(GIVEN ENTRIES)
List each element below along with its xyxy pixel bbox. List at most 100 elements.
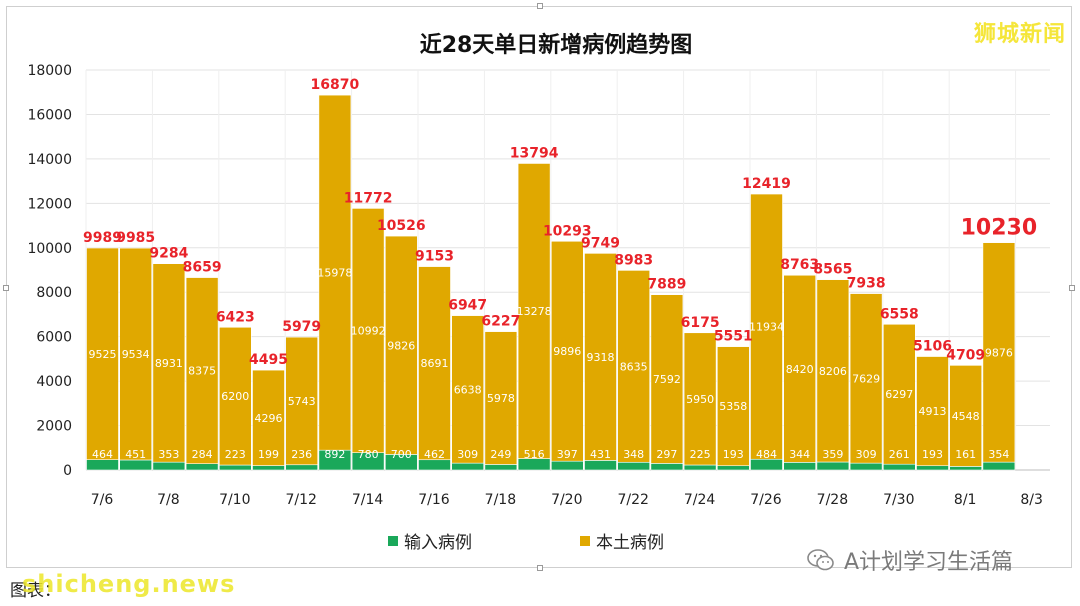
data-label-imported: 225: [690, 448, 711, 461]
bar-imported: [86, 459, 119, 471]
y-tick-label: 16000: [27, 107, 72, 123]
data-label-imported: 397: [557, 448, 578, 461]
bar-imported: [982, 461, 1016, 471]
data-label-imported: 236: [291, 448, 312, 461]
bar-imported: [716, 465, 750, 471]
data-label-total: 6423: [216, 309, 255, 325]
data-label-imported: 451: [125, 448, 146, 461]
data-label-total: 10293: [543, 223, 592, 239]
data-label-local: 9318: [587, 351, 615, 364]
bar-local: [252, 369, 285, 466]
bar-imported: [119, 459, 152, 471]
bar-local: [351, 208, 385, 453]
y-tick-label: 14000: [27, 152, 72, 168]
data-label-imported: 484: [756, 448, 777, 461]
resize-handle-left-middle[interactable]: [3, 285, 9, 291]
bar-local: [451, 315, 485, 464]
legend: 输入病例 本土病例: [388, 528, 664, 553]
bar-local: [384, 235, 418, 455]
data-label-imported: 249: [490, 448, 511, 461]
bar-imported: [185, 463, 219, 471]
data-label-local: 11934: [749, 321, 784, 334]
y-tick-label: 10000: [27, 241, 72, 257]
data-label-imported: 431: [590, 448, 611, 461]
resize-handle-top-center[interactable]: [537, 3, 543, 9]
data-label-total: 10230: [961, 216, 1038, 241]
bar-local: [484, 331, 518, 465]
data-label-local: 15978: [317, 267, 352, 280]
y-tick-label: 0: [63, 463, 72, 479]
data-label-total: 13794: [510, 145, 559, 161]
data-labels: 464 9525 9989 451 9534 9985 353 8931 9284 284 8375…: [83, 77, 1037, 461]
data-label-total: 5551: [714, 329, 753, 345]
data-label-total: 5106: [913, 339, 952, 355]
data-label-imported: 354: [988, 448, 1009, 461]
data-label-local: 6638: [454, 383, 482, 396]
source-label: 图表：: [10, 581, 61, 601]
bar-imported: [285, 464, 319, 471]
data-label-local: 6200: [221, 390, 249, 403]
bar-imported: [683, 464, 717, 471]
data-label-imported: 161: [955, 448, 976, 461]
resize-handle-right-middle[interactable]: [1069, 285, 1075, 291]
data-label-imported: 223: [225, 448, 246, 461]
data-label-imported: 462: [424, 448, 445, 461]
data-label-total: 8565: [813, 262, 852, 278]
x-tick-label: 7/14: [352, 492, 384, 508]
bar-local: [318, 94, 352, 451]
bar-local: [418, 266, 451, 461]
data-label-imported: 261: [889, 448, 910, 461]
x-tick-label: 7/12: [285, 492, 316, 508]
bar-imported: [816, 461, 850, 471]
bar-local: [617, 270, 651, 463]
x-tick-label: 8/3: [1020, 492, 1043, 508]
data-label-imported: 516: [524, 448, 545, 461]
data-label-local: 8635: [620, 360, 648, 373]
y-tick-label: 6000: [36, 330, 72, 346]
data-label-total: 9989: [83, 230, 122, 246]
bar-local: [152, 263, 186, 463]
data-label-local: 8420: [786, 363, 814, 376]
bar-local: [816, 279, 850, 463]
x-tick-label: 7/26: [750, 492, 782, 508]
x-tick-label: 7/10: [219, 492, 250, 508]
bar-imported: [550, 460, 584, 471]
x-tick-label: 8/1: [954, 492, 977, 508]
data-label-local: 5950: [686, 393, 714, 406]
bar-local: [119, 247, 152, 461]
data-label-local: 10992: [351, 325, 386, 338]
y-tick-label: 4000: [36, 374, 72, 390]
bars: [86, 94, 1016, 471]
data-label-local: 9896: [553, 345, 581, 358]
x-axis-ticks: 7/6 7/8 7/10 7/12 7/14 7/16 7/18 7/20 7/22 7/24 7/…: [91, 492, 1043, 508]
data-label-local: 9525: [89, 348, 117, 361]
legend-item-local: 本土病例: [580, 528, 664, 553]
x-tick-label: 7/24: [684, 492, 716, 508]
data-label-total: 6558: [880, 306, 919, 322]
x-tick-label: 7/30: [883, 492, 914, 508]
data-label-total: 4495: [249, 352, 288, 368]
y-tick-label: 12000: [27, 196, 72, 212]
data-label-imported: 309: [856, 448, 877, 461]
resize-handle-bottom-center[interactable]: [537, 565, 543, 571]
bar-local: [949, 365, 983, 467]
y-tick-label: 2000: [36, 419, 72, 435]
data-label-local: 9826: [387, 339, 415, 352]
data-label-local: 8206: [819, 365, 847, 378]
bar-imported: [451, 462, 485, 471]
data-label-imported: 193: [922, 448, 943, 461]
bar-local: [750, 193, 783, 460]
data-label-local: 5743: [288, 395, 316, 408]
data-label-total: 10526: [377, 218, 426, 234]
bar-imported: [418, 459, 451, 471]
data-label-imported: 700: [391, 448, 412, 461]
bar-imported: [916, 465, 949, 471]
bar-local: [285, 336, 319, 466]
bar-local: [849, 293, 883, 464]
data-label-total: 11772: [344, 190, 393, 206]
data-label-local: 7629: [852, 372, 880, 385]
x-tick-label: 7/18: [485, 492, 516, 508]
bar-imported: [949, 466, 983, 471]
x-tick-label: 7/16: [418, 492, 450, 508]
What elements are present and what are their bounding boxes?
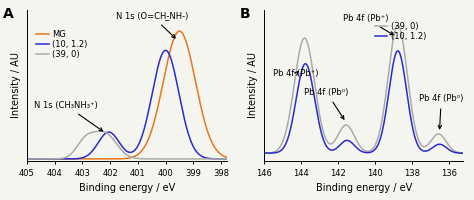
X-axis label: Binding energy / eV: Binding energy / eV — [79, 183, 175, 193]
Y-axis label: Intensity / AU: Intensity / AU — [11, 52, 21, 118]
Text: N 1s (CH₃NH₃⁺): N 1s (CH₃NH₃⁺) — [34, 101, 103, 131]
X-axis label: Binding energy / eV: Binding energy / eV — [316, 183, 412, 193]
Text: Pb 4f (Pb⁰): Pb 4f (Pb⁰) — [419, 94, 464, 129]
Text: N 1s (O=CH-̲NH-): N 1s (O=CH-̲NH-) — [116, 11, 188, 38]
Text: Pb 4f (Pb⁺): Pb 4f (Pb⁺) — [273, 69, 319, 78]
Text: Pb 4f (Pb⁰): Pb 4f (Pb⁰) — [304, 88, 349, 119]
Legend: MG, (10, 1.2), (39, 0): MG, (10, 1.2), (39, 0) — [33, 26, 91, 62]
Text: A: A — [3, 7, 14, 21]
Text: Pb 4f (Pb⁺): Pb 4f (Pb⁺) — [343, 14, 393, 35]
Legend: (39, 0), (10, 1.2): (39, 0), (10, 1.2) — [372, 19, 429, 45]
Y-axis label: Intensity / AU: Intensity / AU — [248, 52, 258, 118]
Text: B: B — [240, 7, 251, 21]
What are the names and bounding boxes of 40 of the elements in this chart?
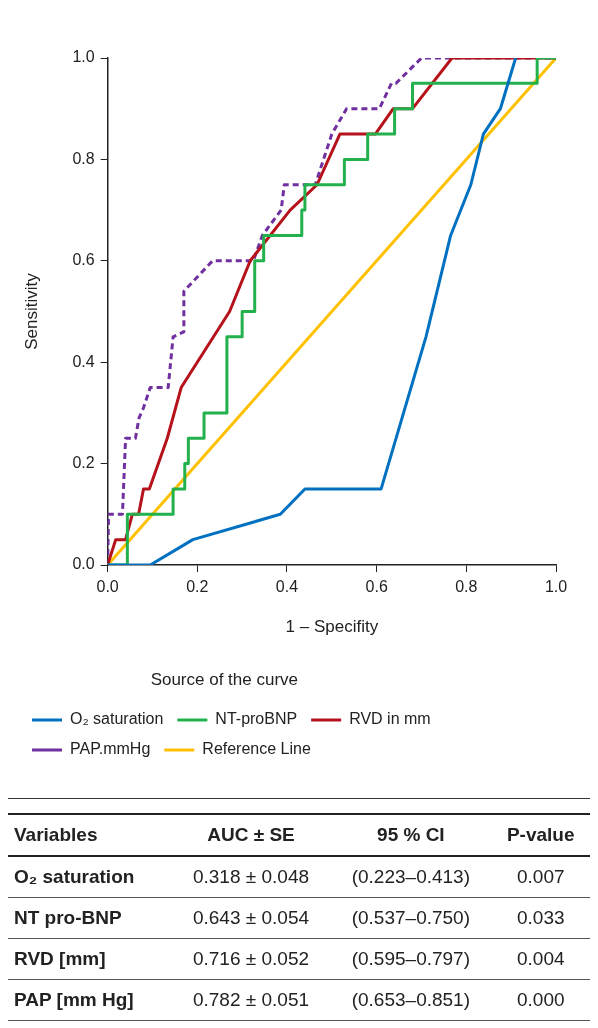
y-axis-title: Sensitivity — [21, 272, 41, 350]
text: (0.537–0.750) — [350, 906, 471, 930]
y-tick-label: 0.2 — [72, 454, 95, 472]
legend-label: Reference Line — [202, 740, 311, 758]
text: 0.782 ± 0.051 — [191, 988, 311, 1012]
text: RVD [mm] — [13, 947, 107, 971]
y-tick-label: 1.0 — [72, 48, 95, 66]
y-tick-label: 0.4 — [72, 352, 95, 370]
category-label: Variables — [13, 823, 99, 847]
text: 0.007 — [515, 865, 566, 889]
y-tick-label: 0.0 — [72, 555, 95, 573]
text: 0.000 — [515, 988, 566, 1012]
x-tick-label: 0.4 — [275, 578, 299, 596]
x-tick-label: 0.0 — [96, 578, 119, 596]
legend-label: RVD in mm — [349, 710, 431, 728]
x-tick-label: 0.6 — [365, 578, 388, 596]
text: 0.033 — [515, 906, 566, 930]
category-label: P-value — [505, 823, 576, 847]
text: NT pro-BNP — [13, 906, 123, 930]
legend-title: Source of the curve — [150, 669, 299, 689]
text: 0.643 ± 0.054 — [191, 906, 311, 930]
text: PAP [mm Hg] — [13, 988, 135, 1012]
text: (0.223–0.413) — [350, 865, 471, 889]
legend-label: O₂ saturation — [70, 710, 164, 728]
category-label: AUC ± SE — [206, 823, 296, 847]
text: 0.716 ± 0.052 — [191, 947, 311, 971]
legend-label: PAP.mmHg — [70, 740, 151, 758]
x-tick-label: 0.8 — [455, 578, 478, 596]
text: O₂ saturation — [13, 865, 136, 889]
x-tick-label: 1.0 — [544, 578, 568, 596]
text: (0.595–0.797) — [350, 947, 471, 971]
text: 0.004 — [515, 947, 566, 971]
y-tick-label: 0.6 — [72, 251, 95, 269]
x-axis-title: 1 – Specifity — [285, 617, 379, 637]
text: 0.318 ± 0.048 — [191, 865, 311, 889]
category-label: 95 % CI — [376, 823, 446, 847]
legend-label: NT-proBNP — [215, 710, 298, 728]
text: (0.653–0.851) — [350, 988, 471, 1012]
x-tick-label: 0.2 — [186, 578, 209, 596]
y-tick-label: 0.8 — [72, 149, 95, 167]
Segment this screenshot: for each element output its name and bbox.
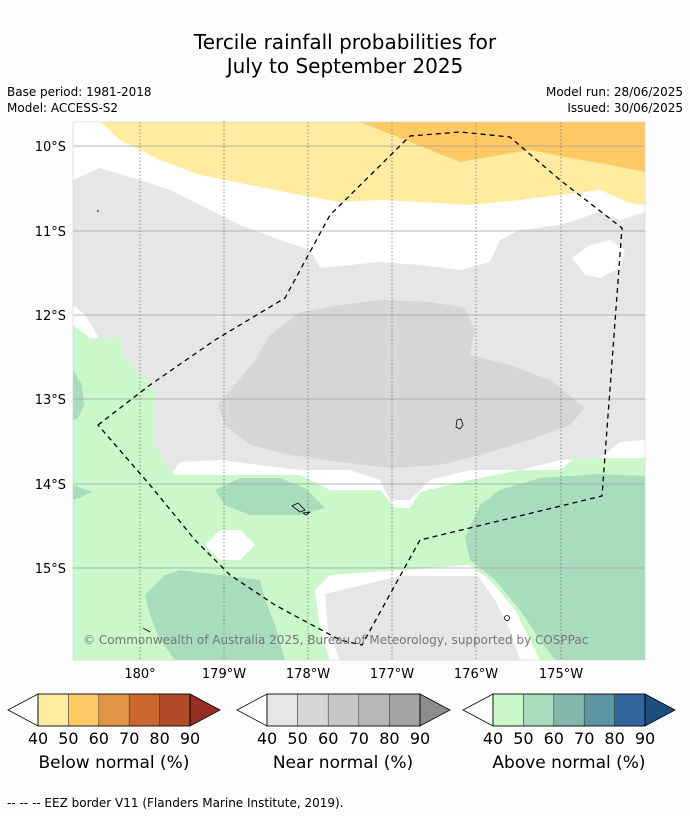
colorbar-1-tick-4: 80 (379, 729, 399, 748)
colorbar-0-segment-0 (37, 693, 69, 727)
colorbar-0-segment-3 (128, 693, 160, 727)
lat-label-15s: 15°S (35, 562, 66, 577)
lat-gridlines (73, 145, 645, 569)
colorbar-2-tick-4: 80 (604, 729, 624, 748)
colorbar-0-tick-5: 90 (180, 729, 200, 748)
colorbar-0-tick-4: 80 (149, 729, 169, 748)
chart-title: Tercile rainfall probabilities for July … (0, 30, 690, 78)
colorbar-0-tick-2: 60 (89, 729, 109, 748)
lat-label-12s: 12°S (35, 309, 66, 324)
colorbar-2-tick-2: 60 (544, 729, 564, 748)
colorbar-1-tick-5: 90 (410, 729, 430, 748)
above-normal-50-region-1 (215, 478, 325, 515)
colorbar-2-left-tip (462, 693, 494, 727)
colorbar-0-right-tip (189, 693, 221, 727)
colorbar-1-segment-4 (389, 693, 421, 727)
above-normal-50-region-3 (465, 474, 645, 660)
near-normal-40-patch (325, 576, 520, 660)
colorbar-2-segment-3 (583, 693, 615, 727)
meta-right: Model run: 28/06/2025 Issued: 30/06/2025 (546, 84, 683, 116)
colorbar-1-segment-2 (327, 693, 360, 727)
colorbar-1-frame (266, 693, 421, 727)
island-3 (504, 615, 510, 621)
meta-left: Base period: 1981-2018 Model: ACCESS-S2 (7, 84, 152, 116)
colorbar-0-tick-1: 50 (58, 729, 78, 748)
colorbar-2-frame (492, 693, 646, 727)
colorbar-2-segment-2 (553, 693, 585, 727)
no-dominant-patch-2 (205, 530, 255, 560)
above-normal-50-region-5 (73, 485, 92, 500)
lon-label-175w: 175°W (539, 667, 583, 682)
colorbar-0-frame (37, 693, 191, 727)
map-fields: © Commonwealth of Australia 2025, Bureau… (73, 122, 645, 660)
issued-date: Issued: 30/06/2025 (567, 101, 683, 115)
eez-border (97, 131, 623, 646)
lat-label-10s: 10°S (35, 140, 66, 155)
colorbar-2-tick-1: 50 (513, 729, 533, 748)
title-line-1: Tercile rainfall probabilities for (193, 30, 497, 54)
colorbar-1-tick-0: 40 (257, 729, 277, 748)
title-line-2: July to September 2025 (226, 54, 464, 78)
colorbar-0-segment-2 (98, 693, 130, 727)
colorbar-1-right-tip (419, 693, 451, 727)
colorbar-1-tick-2: 60 (318, 729, 338, 748)
island-2 (291, 502, 311, 516)
colorbar-2-tick-0: 40 (483, 729, 503, 748)
colorbar-below-normal: 40 50 60 70 80 90 (7, 693, 221, 748)
island-4 (97, 210, 99, 212)
colorbar-0-left-tip (7, 693, 39, 727)
colorbar-2-right-tip (644, 693, 676, 727)
island-1 (455, 418, 464, 430)
colorbar-2-tick-3: 70 (574, 729, 594, 748)
lon-label-176w: 176°W (454, 667, 498, 682)
colorbar-2-tick-5: 90 (635, 729, 655, 748)
island-5 (142, 627, 151, 633)
colorbar-2-segment-0 (492, 693, 524, 727)
colorbar-1-tick-3: 70 (349, 729, 369, 748)
colorbar-above-label: Above normal (%) (492, 753, 646, 773)
copyright-text: © Commonwealth of Australia 2025, Bureau… (83, 633, 588, 647)
colorbar-0-tick-0: 40 (28, 729, 48, 748)
lon-label-180: 180° (124, 667, 155, 682)
colorbar-0-tick-3: 70 (119, 729, 139, 748)
lat-label-14s: 14°S (35, 478, 66, 493)
model-name: Model: ACCESS-S2 (7, 101, 119, 115)
no-dominant-patch (572, 240, 625, 278)
colorbar-0-segment-4 (159, 693, 191, 727)
colorbar-2-segment-1 (523, 693, 555, 727)
colorbar-below-label: Below normal (%) (38, 753, 190, 773)
lon-gridlines (139, 122, 562, 660)
lon-labels: 180° 179°W 178°W 177°W 176°W 175°W (124, 667, 583, 682)
base-period: Base period: 1981-2018 (7, 85, 152, 99)
colorbar-above-normal: 40 50 60 70 80 90 (462, 693, 676, 748)
colorbar-1-tick-1: 50 (287, 729, 307, 748)
lat-label-13s: 13°S (35, 393, 66, 408)
above-normal-50-region-2 (145, 570, 285, 660)
lat-label-11s: 11°S (35, 225, 66, 240)
colorbar-1-left-tip (236, 693, 268, 727)
colorbar-2-segment-4 (614, 693, 646, 727)
colorbar-1-segment-0 (266, 693, 298, 727)
model-run: Model run: 28/06/2025 (545, 85, 683, 99)
footer-note: -- -- -- EEZ border V11 (Flanders Marine… (7, 796, 344, 810)
colorbar-near-normal: 40 50 60 70 80 90 (236, 693, 451, 748)
above-normal-50-region-4 (73, 370, 84, 420)
lon-label-178w: 178°W (286, 667, 330, 682)
map-frame (72, 121, 646, 661)
lon-label-179w: 179°W (202, 667, 246, 682)
colorbar-near-label: Near normal (%) (272, 753, 414, 773)
colorbar-0-segment-1 (68, 693, 100, 727)
colorbar-1-segment-3 (358, 693, 390, 727)
lon-label-177w: 177°W (370, 667, 414, 682)
lat-labels: 10°S 11°S 12°S 13°S 14°S 15°S (35, 140, 66, 577)
colorbar-1-segment-1 (297, 693, 329, 727)
near-normal-50-region (218, 300, 585, 468)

(WRITTEN EXERCISE) Copy the lines of the material above word for word, everything from the line containing "y-axis-title: Sensitivity —" down to the line containing "x-tick-label: 1.0 — [544, 578, 568, 596]", both included.

(RESULT OF THIS EXERCISE)
y-axis-title: Sensitivity — [21, 272, 41, 350]
text: (0.537–0.750) — [350, 906, 471, 930]
y-tick-label: 0.2 — [72, 454, 95, 472]
legend-label: Reference Line — [202, 740, 311, 758]
text: 0.782 ± 0.051 — [191, 988, 311, 1012]
text: RVD [mm] — [13, 947, 107, 971]
y-tick-label: 1.0 — [72, 48, 95, 66]
y-tick-label: 0.4 — [72, 352, 95, 370]
category-label: Variables — [13, 823, 99, 847]
text: 0.007 — [515, 865, 566, 889]
y-tick-label: 0.0 — [72, 555, 95, 573]
text: 0.000 — [515, 988, 566, 1012]
x-tick-label: 0.4 — [275, 578, 299, 596]
x-tick-label: 0.0 — [96, 578, 119, 596]
legend-label: RVD in mm — [349, 710, 431, 728]
x-tick-label: 0.6 — [365, 578, 388, 596]
text: 0.033 — [515, 906, 566, 930]
category-label: P-value — [505, 823, 576, 847]
text: NT pro-BNP — [13, 906, 123, 930]
legend-title: Source of the curve — [150, 669, 299, 689]
text: 0.643 ± 0.054 — [191, 906, 311, 930]
text: PAP [mm Hg] — [13, 988, 135, 1012]
text: (0.223–0.413) — [350, 865, 471, 889]
legend-label: O₂ saturation — [70, 710, 164, 728]
category-label: AUC ± SE — [206, 823, 296, 847]
text: 0.716 ± 0.052 — [191, 947, 311, 971]
legend-label: PAP.mmHg — [70, 740, 151, 758]
x-tick-label: 0.8 — [455, 578, 478, 596]
text: O₂ saturation — [13, 865, 136, 889]
x-tick-label: 1.0 — [544, 578, 568, 596]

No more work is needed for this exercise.